● **REQUIRED TASK**
Print out every record exactly as it appears.

== MATERIAL FOR THIS TASK

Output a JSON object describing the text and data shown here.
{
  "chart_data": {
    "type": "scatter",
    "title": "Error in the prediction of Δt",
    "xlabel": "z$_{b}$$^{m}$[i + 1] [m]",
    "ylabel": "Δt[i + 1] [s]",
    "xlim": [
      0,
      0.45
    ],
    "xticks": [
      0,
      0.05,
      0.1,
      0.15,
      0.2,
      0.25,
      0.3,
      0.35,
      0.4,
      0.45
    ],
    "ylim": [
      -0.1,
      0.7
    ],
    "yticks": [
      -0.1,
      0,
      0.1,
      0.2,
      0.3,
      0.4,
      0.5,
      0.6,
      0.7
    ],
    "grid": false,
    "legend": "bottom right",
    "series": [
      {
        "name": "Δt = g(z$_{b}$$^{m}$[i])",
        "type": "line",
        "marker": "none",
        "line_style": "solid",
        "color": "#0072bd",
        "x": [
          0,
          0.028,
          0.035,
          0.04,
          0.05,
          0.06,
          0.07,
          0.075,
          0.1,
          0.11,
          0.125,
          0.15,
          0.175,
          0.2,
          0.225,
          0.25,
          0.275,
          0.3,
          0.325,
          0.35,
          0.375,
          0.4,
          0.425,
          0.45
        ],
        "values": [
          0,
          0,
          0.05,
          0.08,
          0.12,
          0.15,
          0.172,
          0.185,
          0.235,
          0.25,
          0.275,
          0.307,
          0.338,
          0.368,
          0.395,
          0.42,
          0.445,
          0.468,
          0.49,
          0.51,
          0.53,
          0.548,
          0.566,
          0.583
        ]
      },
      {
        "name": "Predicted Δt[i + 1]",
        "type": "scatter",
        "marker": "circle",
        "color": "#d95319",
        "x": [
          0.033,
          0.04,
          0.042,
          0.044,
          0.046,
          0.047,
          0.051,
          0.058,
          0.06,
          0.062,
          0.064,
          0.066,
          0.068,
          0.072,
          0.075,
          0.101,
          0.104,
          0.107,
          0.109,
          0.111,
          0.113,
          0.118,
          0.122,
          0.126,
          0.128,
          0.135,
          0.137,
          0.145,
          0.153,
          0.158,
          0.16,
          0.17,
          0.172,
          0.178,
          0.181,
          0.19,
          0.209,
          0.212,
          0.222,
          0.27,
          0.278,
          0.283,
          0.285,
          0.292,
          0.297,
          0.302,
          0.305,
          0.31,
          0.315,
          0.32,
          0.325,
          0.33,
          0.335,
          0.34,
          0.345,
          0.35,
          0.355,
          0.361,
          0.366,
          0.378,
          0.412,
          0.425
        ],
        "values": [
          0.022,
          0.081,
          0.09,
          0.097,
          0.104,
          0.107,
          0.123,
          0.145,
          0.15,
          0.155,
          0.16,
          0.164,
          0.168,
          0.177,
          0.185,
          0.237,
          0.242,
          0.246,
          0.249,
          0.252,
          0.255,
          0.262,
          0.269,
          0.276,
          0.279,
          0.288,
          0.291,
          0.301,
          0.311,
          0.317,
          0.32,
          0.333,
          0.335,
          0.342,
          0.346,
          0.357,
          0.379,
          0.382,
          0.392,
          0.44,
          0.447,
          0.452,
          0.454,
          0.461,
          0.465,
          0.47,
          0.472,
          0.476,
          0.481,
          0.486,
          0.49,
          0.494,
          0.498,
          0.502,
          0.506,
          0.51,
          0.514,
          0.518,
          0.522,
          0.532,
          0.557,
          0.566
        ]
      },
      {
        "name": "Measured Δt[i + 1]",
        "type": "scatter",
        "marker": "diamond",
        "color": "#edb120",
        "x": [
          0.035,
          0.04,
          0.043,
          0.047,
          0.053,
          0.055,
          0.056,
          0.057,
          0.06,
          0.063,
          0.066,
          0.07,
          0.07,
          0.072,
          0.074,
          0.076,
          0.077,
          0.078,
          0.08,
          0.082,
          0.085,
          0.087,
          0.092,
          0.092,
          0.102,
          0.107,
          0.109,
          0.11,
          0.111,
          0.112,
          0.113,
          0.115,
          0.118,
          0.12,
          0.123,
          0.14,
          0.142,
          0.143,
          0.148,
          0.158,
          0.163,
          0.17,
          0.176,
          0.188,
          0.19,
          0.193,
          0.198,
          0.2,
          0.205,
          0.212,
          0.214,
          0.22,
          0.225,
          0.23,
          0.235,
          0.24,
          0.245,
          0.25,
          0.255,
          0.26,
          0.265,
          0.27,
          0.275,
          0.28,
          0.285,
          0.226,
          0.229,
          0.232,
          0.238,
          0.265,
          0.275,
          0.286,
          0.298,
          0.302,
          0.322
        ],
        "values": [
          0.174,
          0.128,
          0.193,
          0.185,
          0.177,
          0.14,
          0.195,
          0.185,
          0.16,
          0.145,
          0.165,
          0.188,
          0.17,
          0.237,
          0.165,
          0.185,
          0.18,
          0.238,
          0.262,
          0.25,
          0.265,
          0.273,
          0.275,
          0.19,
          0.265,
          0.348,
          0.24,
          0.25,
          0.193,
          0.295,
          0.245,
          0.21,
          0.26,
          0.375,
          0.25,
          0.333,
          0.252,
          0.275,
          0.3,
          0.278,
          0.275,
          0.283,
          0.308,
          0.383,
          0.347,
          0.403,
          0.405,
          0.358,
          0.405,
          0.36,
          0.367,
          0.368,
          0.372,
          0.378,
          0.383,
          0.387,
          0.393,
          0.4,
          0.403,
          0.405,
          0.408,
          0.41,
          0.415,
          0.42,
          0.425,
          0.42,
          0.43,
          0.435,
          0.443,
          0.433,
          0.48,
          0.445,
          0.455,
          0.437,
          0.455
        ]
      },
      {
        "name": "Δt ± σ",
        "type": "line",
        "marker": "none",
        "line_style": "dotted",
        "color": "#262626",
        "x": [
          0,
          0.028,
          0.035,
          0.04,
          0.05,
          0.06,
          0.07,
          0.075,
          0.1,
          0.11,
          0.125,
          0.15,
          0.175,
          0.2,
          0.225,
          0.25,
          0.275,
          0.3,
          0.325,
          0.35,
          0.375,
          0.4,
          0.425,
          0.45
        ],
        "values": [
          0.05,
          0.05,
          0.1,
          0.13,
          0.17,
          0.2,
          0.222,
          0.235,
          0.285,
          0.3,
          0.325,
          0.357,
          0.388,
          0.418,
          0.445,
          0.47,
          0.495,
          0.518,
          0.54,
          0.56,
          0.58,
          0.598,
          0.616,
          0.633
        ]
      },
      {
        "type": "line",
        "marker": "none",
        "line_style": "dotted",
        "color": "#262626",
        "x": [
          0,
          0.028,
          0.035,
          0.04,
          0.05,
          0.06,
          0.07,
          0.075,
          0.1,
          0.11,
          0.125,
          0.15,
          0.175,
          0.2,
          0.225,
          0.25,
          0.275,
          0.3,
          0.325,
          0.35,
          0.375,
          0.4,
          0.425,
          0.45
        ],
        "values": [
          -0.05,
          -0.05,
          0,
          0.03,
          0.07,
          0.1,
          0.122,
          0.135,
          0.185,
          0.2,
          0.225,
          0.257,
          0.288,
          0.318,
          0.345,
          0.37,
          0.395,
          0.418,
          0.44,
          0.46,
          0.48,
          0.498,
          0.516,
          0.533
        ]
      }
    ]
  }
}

====

● **ANSWER TO THE PROBLEM**
Output a JSON object describing the text and data shown here.
{
  "chart_data": {
    "type": "scatter",
    "title": "Error in the prediction of Δt",
    "xlabel": "z$_{b}$$^{m}$[i + 1] [m]",
    "ylabel": "Δt[i + 1] [s]",
    "xlim": [
      0,
      0.45
    ],
    "xticks": [
      0,
      0.05,
      0.1,
      0.15,
      0.2,
      0.25,
      0.3,
      0.35,
      0.4,
      0.45
    ],
    "ylim": [
      -0.1,
      0.7
    ],
    "yticks": [
      -0.1,
      0,
      0.1,
      0.2,
      0.3,
      0.4,
      0.5,
      0.6,
      0.7
    ],
    "grid": false,
    "legend": "bottom right",
    "series": [
      {
        "name": "Δt = g(z$_{b}$$^{m}$[i])",
        "type": "line",
        "marker": "none",
        "line_style": "solid",
        "color": "#0072bd",
        "x": [
          0,
          0.028,
          0.035,
          0.04,
          0.05,
          0.06,
          0.07,
          0.075,
          0.1,
          0.11,
          0.125,
          0.15,
          0.175,
          0.2,
          0.225,
          0.25,
          0.275,
          0.3,
          0.325,
          0.35,
          0.375,
          0.4,
          0.425,
          0.45
        ],
        "values": [
          0,
          0,
          0.05,
          0.08,
          0.12,
          0.15,
          0.172,
          0.185,
          0.235,
          0.25,
          0.275,
          0.307,
          0.338,
          0.368,
          0.395,
          0.42,
          0.445,
          0.468,
          0.49,
          0.51,
          0.53,
          0.548,
          0.566,
          0.583
        ]
      },
      {
        "name": "Predicted Δt[i + 1]",
        "type": "scatter",
        "marker": "circle",
        "color": "#d95319",
        "x": [
          0.033,
          0.04,
          0.042,
          0.044,
          0.046,
          0.047,
          0.051,
          0.058,
          0.06,
          0.062,
          0.064,
          0.066,
          0.068,
          0.072,
          0.075,
          0.101,
          0.104,
          0.107,
          0.109,
          0.111,
          0.113,
          0.118,
          0.122,
          0.126,
          0.128,
          0.135,
          0.137,
          0.145,
          0.153,
          0.158,
          0.16,
          0.17,
          0.172,
          0.178,
          0.181,
          0.19,
          0.209,
          0.212,
          0.222,
          0.27,
          0.278,
          0.283,
          0.285,
          0.292,
          0.297,
          0.302,
          0.305,
          0.31,
          0.315,
          0.32,
          0.325,
          0.33,
          0.335,
          0.34,
          0.345,
          0.35,
          0.355,
          0.361,
          0.366,
          0.378,
          0.412,
          0.425
        ],
        "values": [
          0.022,
          0.081,
          0.09,
          0.097,
          0.104,
          0.107,
          0.123,
          0.145,
          0.15,
          0.155,
          0.16,
          0.164,
          0.168,
          0.177,
          0.185,
          0.237,
          0.242,
          0.246,
          0.249,
          0.252,
          0.255,
          0.262,
          0.269,
          0.276,
          0.279,
          0.288,
          0.291,
          0.301,
          0.311,
          0.317,
          0.32,
          0.333,
          0.335,
          0.342,
          0.346,
          0.357,
          0.379,
          0.382,
          0.392,
          0.44,
          0.447,
          0.452,
          0.454,
          0.461,
          0.465,
          0.47,
          0.472,
          0.476,
          0.481,
          0.486,
          0.49,
          0.494,
          0.498,
          0.502,
          0.506,
          0.51,
          0.514,
          0.518,
          0.522,
          0.532,
          0.557,
          0.566
        ]
      },
      {
        "name": "Measured Δt[i + 1]",
        "type": "scatter",
        "marker": "diamond",
        "color": "#edb120",
        "x": [
          0.035,
          0.04,
          0.043,
          0.047,
          0.053,
          0.055,
          0.056,
          0.057,
          0.06,
          0.063,
          0.066,
          0.07,
          0.07,
          0.072,
          0.074,
          0.076,
          0.077,
          0.078,
          0.08,
          0.082,
          0.085,
          0.087,
          0.092,
          0.092,
          0.102,
          0.107,
          0.109,
          0.11,
          0.111,
          0.112,
          0.113,
          0.115,
          0.118,
          0.12,
          0.123,
          0.14,
          0.142,
          0.143,
          0.148,
          0.158,
          0.163,
          0.17,
          0.176,
          0.188,
          0.19,
          0.193,
          0.198,
          0.2,
          0.205,
          0.212,
          0.214,
          0.22,
          0.225,
          0.23,
          0.235,
          0.24,
          0.245,
          0.25,
          0.255,
          0.26,
          0.265,
          0.27,
          0.275,
          0.28,
          0.285,
          0.226,
          0.229,
          0.232,
          0.238,
          0.265,
          0.275,
          0.286,
          0.298,
          0.302,
          0.322
        ],
        "values": [
          0.174,
          0.128,
          0.193,
          0.185,
          0.177,
          0.14,
          0.195,
          0.185,
          0.16,
          0.145,
          0.165,
          0.188,
          0.17,
          0.237,
          0.165,
          0.185,
          0.18,
          0.238,
          0.262,
          0.25,
          0.265,
          0.273,
          0.275,
          0.19,
          0.265,
          0.348,
          0.24,
          0.25,
          0.193,
          0.295,
          0.245,
          0.21,
          0.26,
          0.375,
          0.25,
          0.333,
          0.252,
          0.275,
          0.3,
          0.278,
          0.275,
          0.283,
          0.308,
          0.383,
          0.347,
          0.403,
          0.405,
          0.358,
          0.405,
          0.36,
          0.367,
          0.368,
          0.372,
          0.378,
          0.383,
          0.387,
          0.393,
          0.4,
          0.403,
          0.405,
          0.408,
          0.41,
          0.415,
          0.42,
          0.425,
          0.42,
          0.43,
          0.435,
          0.443,
          0.433,
          0.48,
          0.445,
          0.455,
          0.437,
          0.455
        ]
      },
      {
        "name": "Δt ± σ",
        "type": "line",
        "marker": "none",
        "line_style": "dotted",
        "color": "#262626",
        "x": [
          0,
          0.028,
          0.035,
          0.04,
          0.05,
          0.06,
          0.07,
          0.075,
          0.1,
          0.11,
          0.125,
          0.15,
          0.175,
          0.2,
          0.225,
          0.25,
          0.275,
          0.3,
          0.325,
          0.35,
          0.375,
          0.4,
          0.425,
          0.45
        ],
        "values": [
          0.05,
          0.05,
          0.1,
          0.13,
          0.17,
          0.2,
          0.222,
          0.235,
          0.285,
          0.3,
          0.325,
          0.357,
          0.388,
          0.418,
          0.445,
          0.47,
          0.495,
          0.518,
          0.54,
          0.56,
          0.58,
          0.598,
          0.616,
          0.633
        ]
      },
      {
        "type": "line",
        "marker": "none",
        "line_style": "dotted",
        "color": "#262626",
        "x": [
          0,
          0.028,
          0.035,
          0.04,
          0.05,
          0.06,
          0.07,
          0.075,
          0.1,
          0.11,
          0.125,
          0.15,
          0.175,
          0.2,
          0.225,
          0.25,
          0.275,
          0.3,
          0.325,
          0.35,
          0.375,
          0.4,
          0.425,
          0.45
        ],
        "values": [
          -0.05,
          -0.05,
          0,
          0.03,
          0.07,
          0.1,
          0.122,
          0.135,
          0.185,
          0.2,
          0.225,
          0.257,
          0.288,
          0.318,
          0.345,
          0.37,
          0.395,
          0.418,
          0.44,
          0.46,
          0.48,
          0.498,
          0.516,
          0.533
        ]
      }
    ]
  }
}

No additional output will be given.